RECORDS FOR THIS EXERCISE =>
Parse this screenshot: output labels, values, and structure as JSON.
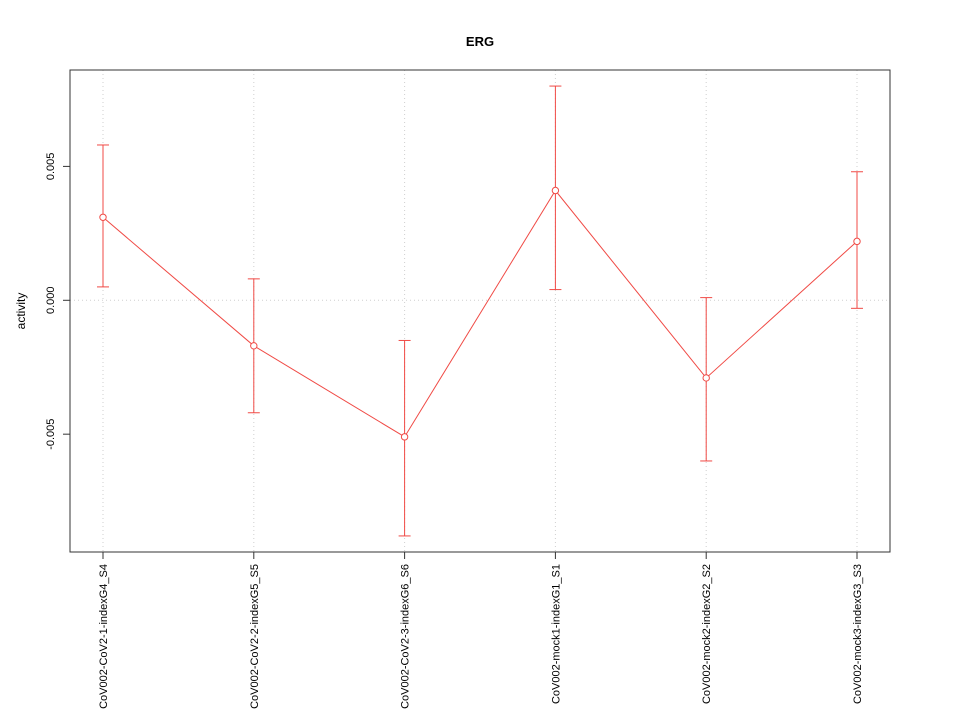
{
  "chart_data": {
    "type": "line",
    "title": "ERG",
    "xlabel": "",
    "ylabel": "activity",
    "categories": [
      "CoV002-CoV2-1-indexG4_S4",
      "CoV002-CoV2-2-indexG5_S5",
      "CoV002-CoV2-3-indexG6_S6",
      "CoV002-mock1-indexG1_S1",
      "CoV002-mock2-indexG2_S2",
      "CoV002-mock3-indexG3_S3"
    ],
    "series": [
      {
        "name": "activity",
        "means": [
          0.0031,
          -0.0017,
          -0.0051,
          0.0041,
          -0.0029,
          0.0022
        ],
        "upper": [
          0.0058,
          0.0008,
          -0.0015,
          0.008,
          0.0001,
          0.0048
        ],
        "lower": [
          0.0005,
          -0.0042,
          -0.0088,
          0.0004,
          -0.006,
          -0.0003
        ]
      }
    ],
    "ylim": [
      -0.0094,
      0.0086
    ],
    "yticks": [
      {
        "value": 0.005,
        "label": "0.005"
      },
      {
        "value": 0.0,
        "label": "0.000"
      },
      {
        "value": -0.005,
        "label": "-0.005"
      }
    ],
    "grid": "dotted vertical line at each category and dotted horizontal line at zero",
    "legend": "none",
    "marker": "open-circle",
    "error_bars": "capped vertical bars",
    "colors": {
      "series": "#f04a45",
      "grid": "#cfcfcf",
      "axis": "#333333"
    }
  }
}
==
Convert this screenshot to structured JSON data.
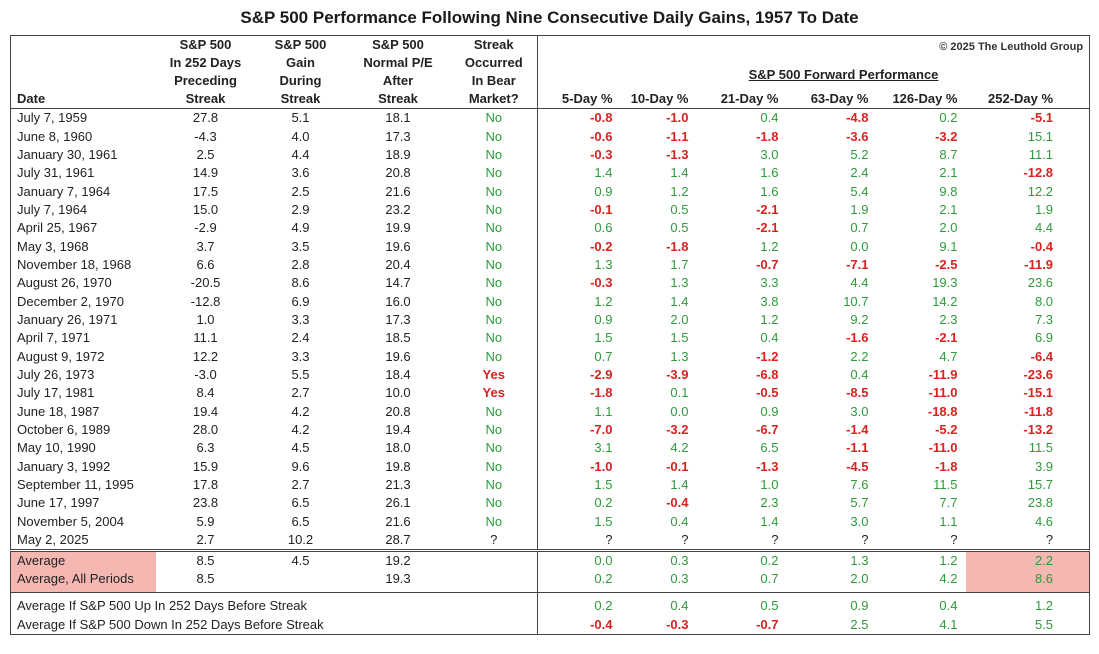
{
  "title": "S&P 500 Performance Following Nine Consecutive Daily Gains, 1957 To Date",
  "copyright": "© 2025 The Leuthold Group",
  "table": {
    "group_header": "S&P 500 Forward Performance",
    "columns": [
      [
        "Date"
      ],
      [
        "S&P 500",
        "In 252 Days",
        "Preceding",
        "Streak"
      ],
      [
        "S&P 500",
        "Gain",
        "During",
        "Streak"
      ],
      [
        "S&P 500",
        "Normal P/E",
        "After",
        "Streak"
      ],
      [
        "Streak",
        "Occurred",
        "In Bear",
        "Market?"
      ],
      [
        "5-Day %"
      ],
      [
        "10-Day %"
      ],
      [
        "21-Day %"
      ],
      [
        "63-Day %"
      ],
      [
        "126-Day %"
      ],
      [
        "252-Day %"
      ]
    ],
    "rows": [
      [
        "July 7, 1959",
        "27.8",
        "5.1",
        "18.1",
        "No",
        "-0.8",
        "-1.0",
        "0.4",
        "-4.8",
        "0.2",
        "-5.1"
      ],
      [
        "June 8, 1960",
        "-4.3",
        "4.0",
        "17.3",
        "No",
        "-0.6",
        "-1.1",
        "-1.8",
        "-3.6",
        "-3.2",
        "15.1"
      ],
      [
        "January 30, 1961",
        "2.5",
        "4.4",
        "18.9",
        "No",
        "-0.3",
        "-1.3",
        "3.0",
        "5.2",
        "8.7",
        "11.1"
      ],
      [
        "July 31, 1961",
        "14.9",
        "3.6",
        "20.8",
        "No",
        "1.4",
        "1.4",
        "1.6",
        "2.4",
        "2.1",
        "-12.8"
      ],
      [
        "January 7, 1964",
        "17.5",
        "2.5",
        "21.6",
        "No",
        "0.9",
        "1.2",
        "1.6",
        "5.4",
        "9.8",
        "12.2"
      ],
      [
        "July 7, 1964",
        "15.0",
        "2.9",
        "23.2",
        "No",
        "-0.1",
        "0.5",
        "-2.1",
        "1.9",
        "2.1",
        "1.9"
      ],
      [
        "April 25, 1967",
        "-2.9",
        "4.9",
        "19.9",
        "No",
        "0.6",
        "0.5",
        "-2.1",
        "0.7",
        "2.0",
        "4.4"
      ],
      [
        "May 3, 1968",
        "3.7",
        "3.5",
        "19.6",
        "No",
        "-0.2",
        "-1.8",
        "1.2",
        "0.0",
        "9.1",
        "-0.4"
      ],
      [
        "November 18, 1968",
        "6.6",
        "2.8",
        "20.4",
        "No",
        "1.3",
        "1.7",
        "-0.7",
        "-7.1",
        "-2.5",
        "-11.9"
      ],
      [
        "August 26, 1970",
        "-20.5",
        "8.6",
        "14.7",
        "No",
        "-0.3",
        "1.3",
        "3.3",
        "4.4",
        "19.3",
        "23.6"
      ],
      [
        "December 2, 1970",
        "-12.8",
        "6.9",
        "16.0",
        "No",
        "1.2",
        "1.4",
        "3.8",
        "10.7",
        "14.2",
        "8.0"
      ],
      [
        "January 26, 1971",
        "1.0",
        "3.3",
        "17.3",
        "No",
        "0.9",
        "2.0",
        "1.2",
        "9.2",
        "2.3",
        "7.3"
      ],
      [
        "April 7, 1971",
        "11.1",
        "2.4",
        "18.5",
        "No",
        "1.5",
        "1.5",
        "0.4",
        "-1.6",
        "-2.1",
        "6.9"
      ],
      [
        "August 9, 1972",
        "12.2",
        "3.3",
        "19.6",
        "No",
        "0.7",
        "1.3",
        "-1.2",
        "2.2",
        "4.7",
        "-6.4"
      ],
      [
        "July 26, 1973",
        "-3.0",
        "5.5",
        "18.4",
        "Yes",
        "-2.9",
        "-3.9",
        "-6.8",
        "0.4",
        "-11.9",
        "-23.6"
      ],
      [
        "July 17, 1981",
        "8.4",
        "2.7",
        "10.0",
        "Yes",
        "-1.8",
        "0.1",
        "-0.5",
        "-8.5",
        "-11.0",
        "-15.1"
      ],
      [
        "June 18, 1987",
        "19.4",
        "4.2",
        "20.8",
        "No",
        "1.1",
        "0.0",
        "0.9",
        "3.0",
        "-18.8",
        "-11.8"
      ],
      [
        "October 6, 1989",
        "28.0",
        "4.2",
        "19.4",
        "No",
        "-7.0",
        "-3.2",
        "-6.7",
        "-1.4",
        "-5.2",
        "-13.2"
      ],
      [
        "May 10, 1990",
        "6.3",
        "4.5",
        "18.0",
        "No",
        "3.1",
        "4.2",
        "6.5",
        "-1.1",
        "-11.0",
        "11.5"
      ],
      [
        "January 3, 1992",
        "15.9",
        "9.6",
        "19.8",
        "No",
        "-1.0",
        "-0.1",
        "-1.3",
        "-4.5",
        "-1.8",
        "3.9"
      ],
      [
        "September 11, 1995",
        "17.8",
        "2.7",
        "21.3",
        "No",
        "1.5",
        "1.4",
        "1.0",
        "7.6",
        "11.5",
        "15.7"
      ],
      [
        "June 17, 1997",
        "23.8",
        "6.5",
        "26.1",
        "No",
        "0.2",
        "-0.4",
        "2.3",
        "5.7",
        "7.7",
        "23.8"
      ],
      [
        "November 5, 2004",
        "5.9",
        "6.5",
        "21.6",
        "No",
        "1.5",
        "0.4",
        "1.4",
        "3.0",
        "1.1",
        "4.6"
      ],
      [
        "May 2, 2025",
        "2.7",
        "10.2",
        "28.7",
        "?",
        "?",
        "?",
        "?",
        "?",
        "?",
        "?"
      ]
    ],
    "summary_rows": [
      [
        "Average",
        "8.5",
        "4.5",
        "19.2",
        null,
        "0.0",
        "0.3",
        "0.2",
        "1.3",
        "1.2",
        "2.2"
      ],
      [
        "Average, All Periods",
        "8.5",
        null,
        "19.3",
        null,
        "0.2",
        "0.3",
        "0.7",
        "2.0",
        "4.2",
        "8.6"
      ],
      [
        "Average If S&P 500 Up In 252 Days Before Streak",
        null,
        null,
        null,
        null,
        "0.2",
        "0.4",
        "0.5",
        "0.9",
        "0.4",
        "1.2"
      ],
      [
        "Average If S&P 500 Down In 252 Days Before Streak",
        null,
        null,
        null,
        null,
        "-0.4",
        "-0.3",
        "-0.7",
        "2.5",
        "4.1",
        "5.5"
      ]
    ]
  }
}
* * *
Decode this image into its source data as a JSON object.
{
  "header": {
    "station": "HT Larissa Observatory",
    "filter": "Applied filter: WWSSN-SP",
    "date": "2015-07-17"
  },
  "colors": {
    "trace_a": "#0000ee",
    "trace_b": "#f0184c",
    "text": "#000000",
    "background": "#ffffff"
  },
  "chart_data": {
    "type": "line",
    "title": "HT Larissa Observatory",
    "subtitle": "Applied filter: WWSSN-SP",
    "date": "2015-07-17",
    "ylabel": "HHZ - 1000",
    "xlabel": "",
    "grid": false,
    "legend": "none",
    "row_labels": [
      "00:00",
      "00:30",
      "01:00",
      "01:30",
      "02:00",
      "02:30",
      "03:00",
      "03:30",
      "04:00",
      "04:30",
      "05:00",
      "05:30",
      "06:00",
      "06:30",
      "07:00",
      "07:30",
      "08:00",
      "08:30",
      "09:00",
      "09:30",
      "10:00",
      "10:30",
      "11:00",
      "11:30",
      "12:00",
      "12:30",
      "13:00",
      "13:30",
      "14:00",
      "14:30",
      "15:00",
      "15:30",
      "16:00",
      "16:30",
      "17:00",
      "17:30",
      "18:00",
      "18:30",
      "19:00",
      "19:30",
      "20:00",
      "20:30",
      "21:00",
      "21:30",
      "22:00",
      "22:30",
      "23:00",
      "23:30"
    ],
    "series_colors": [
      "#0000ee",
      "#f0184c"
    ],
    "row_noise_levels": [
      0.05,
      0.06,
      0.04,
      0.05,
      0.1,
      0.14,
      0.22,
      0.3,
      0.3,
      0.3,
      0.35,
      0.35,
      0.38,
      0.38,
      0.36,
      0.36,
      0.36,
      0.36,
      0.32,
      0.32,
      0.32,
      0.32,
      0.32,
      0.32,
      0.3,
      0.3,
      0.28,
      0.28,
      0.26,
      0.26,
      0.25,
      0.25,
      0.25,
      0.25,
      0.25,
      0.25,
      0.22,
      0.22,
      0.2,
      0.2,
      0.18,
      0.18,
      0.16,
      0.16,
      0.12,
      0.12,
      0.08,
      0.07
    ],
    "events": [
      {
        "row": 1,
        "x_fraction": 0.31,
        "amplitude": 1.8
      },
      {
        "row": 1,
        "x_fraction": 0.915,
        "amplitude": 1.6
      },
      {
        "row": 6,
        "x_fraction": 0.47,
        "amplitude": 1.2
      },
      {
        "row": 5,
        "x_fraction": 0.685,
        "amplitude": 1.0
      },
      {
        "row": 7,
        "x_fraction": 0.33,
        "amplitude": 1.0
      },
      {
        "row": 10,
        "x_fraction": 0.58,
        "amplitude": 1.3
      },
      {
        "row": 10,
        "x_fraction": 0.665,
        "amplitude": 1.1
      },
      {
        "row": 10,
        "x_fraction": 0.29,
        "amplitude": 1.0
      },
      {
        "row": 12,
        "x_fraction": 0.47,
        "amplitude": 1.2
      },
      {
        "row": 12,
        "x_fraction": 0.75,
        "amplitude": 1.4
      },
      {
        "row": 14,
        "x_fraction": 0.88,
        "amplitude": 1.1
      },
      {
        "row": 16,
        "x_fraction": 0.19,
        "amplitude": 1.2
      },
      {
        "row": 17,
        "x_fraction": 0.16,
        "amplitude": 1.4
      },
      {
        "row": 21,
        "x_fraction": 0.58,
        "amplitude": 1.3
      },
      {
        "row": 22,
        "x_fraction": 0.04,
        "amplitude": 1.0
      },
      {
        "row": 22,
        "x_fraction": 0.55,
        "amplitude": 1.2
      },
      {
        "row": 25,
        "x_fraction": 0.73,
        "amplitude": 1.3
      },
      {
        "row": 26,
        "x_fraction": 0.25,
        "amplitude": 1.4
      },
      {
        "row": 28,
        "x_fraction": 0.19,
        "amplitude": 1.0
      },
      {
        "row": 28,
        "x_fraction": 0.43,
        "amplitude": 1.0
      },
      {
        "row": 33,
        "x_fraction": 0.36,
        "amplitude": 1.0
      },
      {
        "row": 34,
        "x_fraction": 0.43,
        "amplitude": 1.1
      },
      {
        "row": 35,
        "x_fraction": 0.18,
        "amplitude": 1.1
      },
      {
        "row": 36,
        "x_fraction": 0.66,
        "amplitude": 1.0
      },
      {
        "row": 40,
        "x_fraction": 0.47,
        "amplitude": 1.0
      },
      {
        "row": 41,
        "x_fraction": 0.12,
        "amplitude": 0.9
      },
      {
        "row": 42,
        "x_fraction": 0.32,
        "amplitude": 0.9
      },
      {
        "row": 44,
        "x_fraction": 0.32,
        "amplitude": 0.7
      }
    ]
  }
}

WORK TO BE COMPLETED =>
Select all lines in the listing above where the word "Performance" appears, and show them.

ANSWER =>
  "title": "S&P 500 Performance Following Nine Consecutive Daily Gains, 1957 To Date",
    "group_header": "S&P 500 Forward Performance",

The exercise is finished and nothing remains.